JOB –
Pick out each line in these entries that contains the string "中国畜牧业协会羊业分会".

[Stored items]
•••

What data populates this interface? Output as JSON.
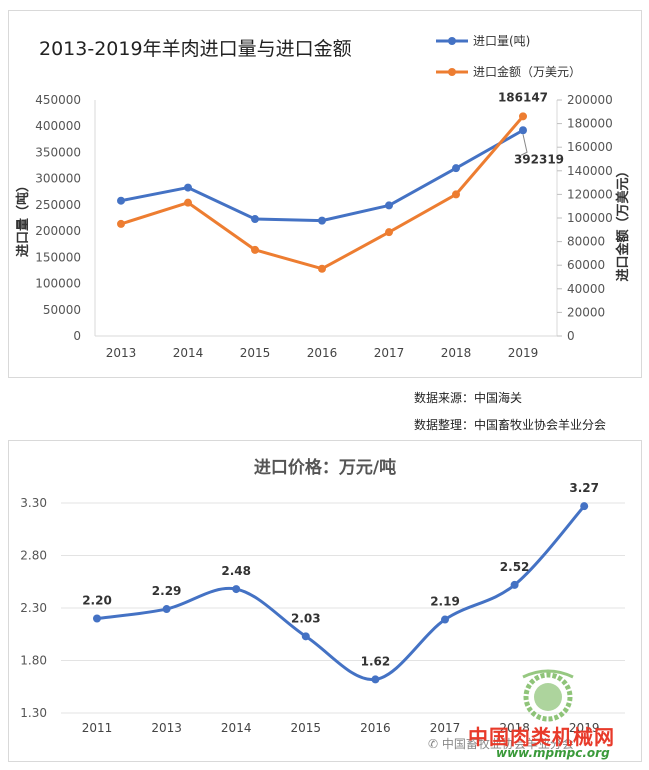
{
  "chart_data": [
    {
      "type": "line",
      "title": "2013-2019年羊肉进口量与进口金额",
      "categories": [
        "2013",
        "2014",
        "2015",
        "2016",
        "2017",
        "2018",
        "2019"
      ],
      "ylabel": "进口量（吨）",
      "y2label": "进口金额（万美元）",
      "ylim": [
        0,
        450000
      ],
      "y2lim": [
        0,
        200000
      ],
      "yticks": [
        "0",
        "50000",
        "100000",
        "150000",
        "200000",
        "250000",
        "300000",
        "350000",
        "400000",
        "450000"
      ],
      "y2ticks": [
        "0",
        "20000",
        "40000",
        "60000",
        "80000",
        "100000",
        "120000",
        "140000",
        "160000",
        "180000",
        "200000"
      ],
      "grid": false,
      "legend": "top-right",
      "series": [
        {
          "name": "进口量(吨)",
          "axis": "left",
          "color": "#4472c4",
          "values": [
            258000,
            283000,
            223000,
            220000,
            249000,
            320000,
            392319
          ]
        },
        {
          "name": "进口金额（万美元）",
          "axis": "right",
          "color": "#ed7d31",
          "values": [
            95000,
            113000,
            73000,
            57000,
            88000,
            120000,
            186147
          ]
        }
      ],
      "annotations": [
        {
          "series": 0,
          "index": 6,
          "text": "392319"
        },
        {
          "series": 1,
          "index": 6,
          "text": "186147"
        }
      ]
    },
    {
      "type": "line",
      "title": "进口价格：万元/吨",
      "categories": [
        "2011",
        "2013",
        "2014",
        "2015",
        "2016",
        "2017",
        "2018",
        "2019"
      ],
      "ylim": [
        1.3,
        3.3
      ],
      "yticks": [
        "1.30",
        "1.80",
        "2.30",
        "2.80",
        "3.30"
      ],
      "grid": true,
      "smooth": true,
      "series": [
        {
          "name": "",
          "color": "#4472c4",
          "values": [
            2.2,
            2.29,
            2.48,
            2.03,
            1.62,
            2.19,
            2.52,
            3.27
          ],
          "labels": [
            "2.20",
            "2.29",
            "2.48",
            "2.03",
            "1.62",
            "2.19",
            "2.52",
            "3.27"
          ]
        }
      ]
    }
  ],
  "notes": {
    "source": "数据来源：中国海关",
    "compiler": "数据整理：中国畜牧业协会羊业分会"
  },
  "watermark": {
    "brand": "中国肉类机械网",
    "url": "www.mpmpc.org",
    "wechat": "中国畜牧业协会羊业分会"
  },
  "colors": {
    "blue": "#4472c4",
    "orange": "#ed7d31"
  }
}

•••

WORKED SOLUTION –
    "compiler": "数据整理：中国畜牧业协会羊业分会"
    "wechat": "中国畜牧业协会羊业分会"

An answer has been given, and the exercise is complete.